Aim of the exercise. Count every line below in which "汶上县司法局" occurs, then give only the count.

Dataset.
--- BEGIN ---

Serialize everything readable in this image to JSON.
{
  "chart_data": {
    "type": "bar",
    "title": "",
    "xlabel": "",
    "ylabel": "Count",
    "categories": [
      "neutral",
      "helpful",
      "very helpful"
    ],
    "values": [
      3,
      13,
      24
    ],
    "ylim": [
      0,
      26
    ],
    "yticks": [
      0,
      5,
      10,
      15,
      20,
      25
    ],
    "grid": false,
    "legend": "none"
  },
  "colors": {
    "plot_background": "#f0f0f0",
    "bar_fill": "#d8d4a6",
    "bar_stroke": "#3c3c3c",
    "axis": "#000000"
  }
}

--- END ---
--- BEGIN ---

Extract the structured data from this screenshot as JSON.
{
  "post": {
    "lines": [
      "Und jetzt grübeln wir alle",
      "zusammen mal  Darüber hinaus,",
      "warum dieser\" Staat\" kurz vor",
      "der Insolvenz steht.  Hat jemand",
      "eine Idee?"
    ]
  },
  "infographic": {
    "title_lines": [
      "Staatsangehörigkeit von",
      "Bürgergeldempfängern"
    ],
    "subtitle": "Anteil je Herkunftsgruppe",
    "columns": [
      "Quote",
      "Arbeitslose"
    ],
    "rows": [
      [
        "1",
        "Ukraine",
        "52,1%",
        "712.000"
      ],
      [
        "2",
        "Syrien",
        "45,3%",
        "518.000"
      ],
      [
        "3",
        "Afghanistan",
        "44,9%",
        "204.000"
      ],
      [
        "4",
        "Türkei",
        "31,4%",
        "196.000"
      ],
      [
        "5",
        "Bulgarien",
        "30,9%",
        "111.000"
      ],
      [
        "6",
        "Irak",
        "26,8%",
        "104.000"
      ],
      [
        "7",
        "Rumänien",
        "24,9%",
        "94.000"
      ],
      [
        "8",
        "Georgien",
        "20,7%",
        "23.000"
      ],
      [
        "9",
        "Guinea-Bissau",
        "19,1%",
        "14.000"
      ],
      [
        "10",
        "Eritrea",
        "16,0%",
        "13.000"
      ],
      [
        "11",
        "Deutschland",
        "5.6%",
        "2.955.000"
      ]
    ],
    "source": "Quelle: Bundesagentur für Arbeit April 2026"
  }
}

--- END ---
--- BEGIN ---

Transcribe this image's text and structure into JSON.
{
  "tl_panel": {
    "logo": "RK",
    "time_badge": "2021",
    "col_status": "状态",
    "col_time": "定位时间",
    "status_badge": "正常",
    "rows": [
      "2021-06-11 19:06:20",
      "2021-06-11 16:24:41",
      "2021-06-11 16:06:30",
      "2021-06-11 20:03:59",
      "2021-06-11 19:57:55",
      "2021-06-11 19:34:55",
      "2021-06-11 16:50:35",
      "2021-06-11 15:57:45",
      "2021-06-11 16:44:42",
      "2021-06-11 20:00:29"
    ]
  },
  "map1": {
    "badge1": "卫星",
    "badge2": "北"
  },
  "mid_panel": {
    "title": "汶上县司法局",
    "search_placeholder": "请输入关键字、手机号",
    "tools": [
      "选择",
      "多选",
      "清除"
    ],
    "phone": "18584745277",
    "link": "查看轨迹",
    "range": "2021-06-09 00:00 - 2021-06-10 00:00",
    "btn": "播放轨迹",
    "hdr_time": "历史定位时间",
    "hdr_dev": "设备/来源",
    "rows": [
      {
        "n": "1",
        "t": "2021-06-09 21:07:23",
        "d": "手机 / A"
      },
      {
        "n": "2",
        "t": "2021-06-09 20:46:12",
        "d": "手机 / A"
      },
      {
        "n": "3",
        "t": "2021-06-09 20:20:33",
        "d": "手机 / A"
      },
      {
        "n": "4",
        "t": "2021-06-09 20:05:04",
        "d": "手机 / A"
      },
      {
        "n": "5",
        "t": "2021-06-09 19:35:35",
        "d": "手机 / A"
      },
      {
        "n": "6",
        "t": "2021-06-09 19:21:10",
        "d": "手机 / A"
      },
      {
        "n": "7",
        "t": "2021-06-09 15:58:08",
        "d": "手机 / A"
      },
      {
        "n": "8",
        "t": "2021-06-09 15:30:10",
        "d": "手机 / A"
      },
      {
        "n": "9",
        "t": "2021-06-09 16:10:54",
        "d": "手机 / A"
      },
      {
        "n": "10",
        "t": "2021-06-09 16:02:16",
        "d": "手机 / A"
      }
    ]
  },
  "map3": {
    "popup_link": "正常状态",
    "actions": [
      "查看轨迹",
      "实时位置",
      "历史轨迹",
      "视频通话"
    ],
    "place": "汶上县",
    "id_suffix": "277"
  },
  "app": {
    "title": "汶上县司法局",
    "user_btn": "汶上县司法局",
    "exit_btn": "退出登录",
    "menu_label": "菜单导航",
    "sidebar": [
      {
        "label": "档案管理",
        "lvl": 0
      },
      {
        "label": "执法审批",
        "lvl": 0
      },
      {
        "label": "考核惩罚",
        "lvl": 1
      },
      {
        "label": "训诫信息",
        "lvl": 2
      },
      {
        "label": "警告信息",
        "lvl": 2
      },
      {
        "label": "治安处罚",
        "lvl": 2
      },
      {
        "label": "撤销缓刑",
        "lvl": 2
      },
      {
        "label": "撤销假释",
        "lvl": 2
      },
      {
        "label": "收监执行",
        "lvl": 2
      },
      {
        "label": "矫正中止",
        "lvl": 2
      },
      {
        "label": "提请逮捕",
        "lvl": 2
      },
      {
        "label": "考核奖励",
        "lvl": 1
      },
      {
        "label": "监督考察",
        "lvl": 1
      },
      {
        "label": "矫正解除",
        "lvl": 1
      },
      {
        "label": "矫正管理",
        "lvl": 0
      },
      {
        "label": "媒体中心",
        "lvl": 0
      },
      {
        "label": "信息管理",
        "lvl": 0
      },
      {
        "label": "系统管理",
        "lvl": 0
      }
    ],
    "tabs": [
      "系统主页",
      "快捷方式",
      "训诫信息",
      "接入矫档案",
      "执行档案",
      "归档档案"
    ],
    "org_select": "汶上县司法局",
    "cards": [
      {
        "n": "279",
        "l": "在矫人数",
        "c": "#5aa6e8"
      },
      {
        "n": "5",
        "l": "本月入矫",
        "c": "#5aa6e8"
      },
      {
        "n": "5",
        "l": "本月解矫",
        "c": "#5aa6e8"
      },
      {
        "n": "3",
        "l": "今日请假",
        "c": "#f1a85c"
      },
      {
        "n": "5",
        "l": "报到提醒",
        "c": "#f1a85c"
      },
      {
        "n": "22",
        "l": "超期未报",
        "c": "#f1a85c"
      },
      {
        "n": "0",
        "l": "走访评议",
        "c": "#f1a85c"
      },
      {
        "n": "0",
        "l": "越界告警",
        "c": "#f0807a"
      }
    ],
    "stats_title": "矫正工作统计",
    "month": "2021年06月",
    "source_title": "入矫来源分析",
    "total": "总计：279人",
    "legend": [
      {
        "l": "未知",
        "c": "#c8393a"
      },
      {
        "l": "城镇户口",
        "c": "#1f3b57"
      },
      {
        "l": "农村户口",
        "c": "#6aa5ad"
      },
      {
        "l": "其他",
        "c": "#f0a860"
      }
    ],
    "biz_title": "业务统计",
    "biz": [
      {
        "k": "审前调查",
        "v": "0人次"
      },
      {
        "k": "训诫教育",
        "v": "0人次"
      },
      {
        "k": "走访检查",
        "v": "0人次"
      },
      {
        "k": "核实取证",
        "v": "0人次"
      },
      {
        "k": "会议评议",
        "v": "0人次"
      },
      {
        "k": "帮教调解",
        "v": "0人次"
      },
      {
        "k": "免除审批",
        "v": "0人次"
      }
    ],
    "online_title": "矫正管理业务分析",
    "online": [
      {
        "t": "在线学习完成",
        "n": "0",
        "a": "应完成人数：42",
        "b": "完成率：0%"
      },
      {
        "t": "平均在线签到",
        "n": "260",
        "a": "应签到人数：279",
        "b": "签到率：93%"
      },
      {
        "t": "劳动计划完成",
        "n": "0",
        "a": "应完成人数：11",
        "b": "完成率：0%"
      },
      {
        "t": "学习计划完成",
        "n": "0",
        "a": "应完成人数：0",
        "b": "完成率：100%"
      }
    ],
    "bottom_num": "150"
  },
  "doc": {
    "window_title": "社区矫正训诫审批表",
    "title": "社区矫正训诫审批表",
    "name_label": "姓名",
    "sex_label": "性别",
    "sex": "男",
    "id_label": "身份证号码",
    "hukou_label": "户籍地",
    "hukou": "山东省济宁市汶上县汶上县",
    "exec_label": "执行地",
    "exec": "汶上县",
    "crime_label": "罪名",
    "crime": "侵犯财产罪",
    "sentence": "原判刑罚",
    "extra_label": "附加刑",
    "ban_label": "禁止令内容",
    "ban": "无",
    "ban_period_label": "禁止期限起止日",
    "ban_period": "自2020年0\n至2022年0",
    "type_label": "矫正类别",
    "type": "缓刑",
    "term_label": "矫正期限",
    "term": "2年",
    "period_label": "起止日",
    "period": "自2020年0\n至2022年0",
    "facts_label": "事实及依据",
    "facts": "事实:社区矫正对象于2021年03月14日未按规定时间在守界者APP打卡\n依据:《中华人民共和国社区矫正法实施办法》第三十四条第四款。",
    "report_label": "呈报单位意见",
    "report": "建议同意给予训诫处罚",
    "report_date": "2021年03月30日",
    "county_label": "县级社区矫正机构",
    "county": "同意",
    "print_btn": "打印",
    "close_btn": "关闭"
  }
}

--- END ---

Output below. 4